* **Supplied information**:
--- Begin ---

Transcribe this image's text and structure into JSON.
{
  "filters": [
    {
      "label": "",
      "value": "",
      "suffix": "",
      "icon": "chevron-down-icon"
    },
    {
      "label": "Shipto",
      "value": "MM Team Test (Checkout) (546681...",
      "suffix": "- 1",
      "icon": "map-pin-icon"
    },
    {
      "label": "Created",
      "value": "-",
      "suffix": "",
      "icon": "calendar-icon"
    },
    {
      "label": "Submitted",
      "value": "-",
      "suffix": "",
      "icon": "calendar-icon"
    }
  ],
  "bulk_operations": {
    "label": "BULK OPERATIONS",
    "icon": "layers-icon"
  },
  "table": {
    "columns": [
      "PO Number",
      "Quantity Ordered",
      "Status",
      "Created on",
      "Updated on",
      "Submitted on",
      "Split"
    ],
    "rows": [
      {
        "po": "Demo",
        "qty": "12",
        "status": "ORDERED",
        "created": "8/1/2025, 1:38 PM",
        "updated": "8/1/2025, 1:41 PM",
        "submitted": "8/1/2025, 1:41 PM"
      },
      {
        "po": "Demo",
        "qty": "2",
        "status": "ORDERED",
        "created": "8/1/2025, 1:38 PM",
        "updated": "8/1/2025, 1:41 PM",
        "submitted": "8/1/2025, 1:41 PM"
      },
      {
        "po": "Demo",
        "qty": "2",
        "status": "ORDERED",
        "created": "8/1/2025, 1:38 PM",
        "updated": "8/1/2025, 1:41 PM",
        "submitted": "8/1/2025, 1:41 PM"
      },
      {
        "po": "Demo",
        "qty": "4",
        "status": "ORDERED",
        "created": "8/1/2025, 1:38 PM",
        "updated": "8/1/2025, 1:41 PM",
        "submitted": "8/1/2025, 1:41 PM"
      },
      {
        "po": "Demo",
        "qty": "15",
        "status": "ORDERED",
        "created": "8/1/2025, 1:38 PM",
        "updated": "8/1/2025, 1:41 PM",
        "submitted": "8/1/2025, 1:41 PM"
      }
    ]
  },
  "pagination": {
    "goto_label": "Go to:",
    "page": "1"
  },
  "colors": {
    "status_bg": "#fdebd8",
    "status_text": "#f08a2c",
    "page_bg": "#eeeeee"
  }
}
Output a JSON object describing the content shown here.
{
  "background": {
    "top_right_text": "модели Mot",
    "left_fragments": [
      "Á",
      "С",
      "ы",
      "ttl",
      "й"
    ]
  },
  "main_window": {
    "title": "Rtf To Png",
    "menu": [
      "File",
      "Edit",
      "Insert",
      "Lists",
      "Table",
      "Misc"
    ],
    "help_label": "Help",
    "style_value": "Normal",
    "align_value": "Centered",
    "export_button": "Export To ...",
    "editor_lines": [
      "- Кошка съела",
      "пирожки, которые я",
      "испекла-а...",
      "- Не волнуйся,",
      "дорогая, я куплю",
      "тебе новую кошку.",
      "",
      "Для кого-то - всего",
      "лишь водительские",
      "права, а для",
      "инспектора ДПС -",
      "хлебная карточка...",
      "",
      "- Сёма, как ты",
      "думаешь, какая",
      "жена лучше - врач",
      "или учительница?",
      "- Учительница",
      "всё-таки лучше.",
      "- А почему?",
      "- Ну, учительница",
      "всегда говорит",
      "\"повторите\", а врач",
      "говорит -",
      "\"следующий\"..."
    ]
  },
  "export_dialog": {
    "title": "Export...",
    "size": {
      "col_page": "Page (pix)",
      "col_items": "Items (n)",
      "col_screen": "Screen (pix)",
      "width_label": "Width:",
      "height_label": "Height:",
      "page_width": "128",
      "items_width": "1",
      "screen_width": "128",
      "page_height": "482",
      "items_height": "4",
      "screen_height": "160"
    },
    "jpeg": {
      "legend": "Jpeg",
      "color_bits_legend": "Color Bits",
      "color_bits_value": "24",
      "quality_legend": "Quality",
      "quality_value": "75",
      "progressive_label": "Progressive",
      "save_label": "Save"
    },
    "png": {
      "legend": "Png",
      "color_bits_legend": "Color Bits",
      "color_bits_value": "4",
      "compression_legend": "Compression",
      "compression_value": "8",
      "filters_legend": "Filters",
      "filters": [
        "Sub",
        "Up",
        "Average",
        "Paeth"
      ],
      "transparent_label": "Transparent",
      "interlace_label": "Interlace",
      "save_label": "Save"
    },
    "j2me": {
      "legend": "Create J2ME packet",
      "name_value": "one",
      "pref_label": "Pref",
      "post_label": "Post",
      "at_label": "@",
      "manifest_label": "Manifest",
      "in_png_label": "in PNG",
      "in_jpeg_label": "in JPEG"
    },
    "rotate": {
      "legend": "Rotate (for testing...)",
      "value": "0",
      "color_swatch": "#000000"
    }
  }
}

--- End ---

* **What to produce**: Write out every record verbatim.

* **Response to this exercise**:
Transcribe this image's text and structure into JSON.
{
  "filters": [
    {
      "label": "",
      "value": "",
      "suffix": "",
      "icon": "chevron-down-icon"
    },
    {
      "label": "Shipto",
      "value": "MM Team Test (Checkout) (546681...",
      "suffix": "- 1",
      "icon": "map-pin-icon"
    },
    {
      "label": "Created",
      "value": "-",
      "suffix": "",
      "icon": "calendar-icon"
    },
    {
      "label": "Submitted",
      "value": "-",
      "suffix": "",
      "icon": "calendar-icon"
    }
  ],
  "bulk_operations": {
    "label": "BULK OPERATIONS",
    "icon": "layers-icon"
  },
  "table": {
    "columns": [
      "PO Number",
      "Quantity Ordered",
      "Status",
      "Created on",
      "Updated on",
      "Submitted on",
      "Split"
    ],
    "rows": [
      {
        "po": "Demo",
        "qty": "12",
        "status": "ORDERED",
        "created": "8/1/2025, 1:38 PM",
        "updated": "8/1/2025, 1:41 PM",
        "submitted": "8/1/2025, 1:41 PM"
      },
      {
        "po": "Demo",
        "qty": "2",
        "status": "ORDERED",
        "created": "8/1/2025, 1:38 PM",
        "updated": "8/1/2025, 1:41 PM",
        "submitted": "8/1/2025, 1:41 PM"
      },
      {
        "po": "Demo",
        "qty": "2",
        "status": "ORDERED",
        "created": "8/1/2025, 1:38 PM",
        "updated": "8/1/2025, 1:41 PM",
        "submitted": "8/1/2025, 1:41 PM"
      },
      {
        "po": "Demo",
        "qty": "4",
        "status": "ORDERED",
        "created": "8/1/2025, 1:38 PM",
        "updated": "8/1/2025, 1:41 PM",
        "submitted": "8/1/2025, 1:41 PM"
      },
      {
        "po": "Demo",
        "qty": "15",
        "status": "ORDERED",
        "created": "8/1/2025, 1:38 PM",
        "updated": "8/1/2025, 1:41 PM",
        "submitted": "8/1/2025, 1:41 PM"
      }
    ]
  },
  "pagination": {
    "goto_label": "Go to:",
    "page": "1"
  },
  "colors": {
    "status_bg": "#fdebd8",
    "status_text": "#f08a2c",
    "page_bg": "#eeeeee"
  }
}
Output a JSON object describing the content shown here.
{
  "background": {
    "top_right_text": "модели Mot",
    "left_fragments": [
      "Á",
      "С",
      "ы",
      "ttl",
      "й"
    ]
  },
  "main_window": {
    "title": "Rtf To Png",
    "menu": [
      "File",
      "Edit",
      "Insert",
      "Lists",
      "Table",
      "Misc"
    ],
    "help_label": "Help",
    "style_value": "Normal",
    "align_value": "Centered",
    "export_button": "Export To ...",
    "editor_lines": [
      "- Кошка съела",
      "пирожки, которые я",
      "испекла-а...",
      "- Не волнуйся,",
      "дорогая, я куплю",
      "тебе новую кошку.",
      "",
      "Для кого-то - всего",
      "лишь водительские",
      "права, а для",
      "инспектора ДПС -",
      "хлебная карточка...",
      "",
      "- Сёма, как ты",
      "думаешь, какая",
      "жена лучше - врач",
      "или учительница?",
      "- Учительница",
      "всё-таки лучше.",
      "- А почему?",
      "- Ну, учительница",
      "всегда говорит",
      "\"повторите\", а врач",
      "говорит -",
      "\"следующий\"..."
    ]
  },
  "export_dialog": {
    "title": "Export...",
    "size": {
      "col_page": "Page (pix)",
      "col_items": "Items (n)",
      "col_screen": "Screen (pix)",
      "width_label": "Width:",
      "height_label": "Height:",
      "page_width": "128",
      "items_width": "1",
      "screen_width": "128",
      "page_height": "482",
      "items_height": "4",
      "screen_height": "160"
    },
    "jpeg": {
      "legend": "Jpeg",
      "color_bits_legend": "Color Bits",
      "color_bits_value": "24",
      "quality_legend": "Quality",
      "quality_value": "75",
      "progressive_label": "Progressive",
      "save_label": "Save"
    },
    "png": {
      "legend": "Png",
      "color_bits_legend": "Color Bits",
      "color_bits_value": "4",
      "compression_legend": "Compression",
      "compression_value": "8",
      "filters_legend": "Filters",
      "filters": [
        "Sub",
        "Up",
        "Average",
        "Paeth"
      ],
      "transparent_label": "Transparent",
      "interlace_label": "Interlace",
      "save_label": "Save"
    },
    "j2me": {
      "legend": "Create J2ME packet",
      "name_value": "one",
      "pref_label": "Pref",
      "post_label": "Post",
      "at_label": "@",
      "manifest_label": "Manifest",
      "in_png_label": "in PNG",
      "in_jpeg_label": "in JPEG"
    },
    "rotate": {
      "legend": "Rotate (for testing...)",
      "value": "0",
      "color_swatch": "#000000"
    }
  }
}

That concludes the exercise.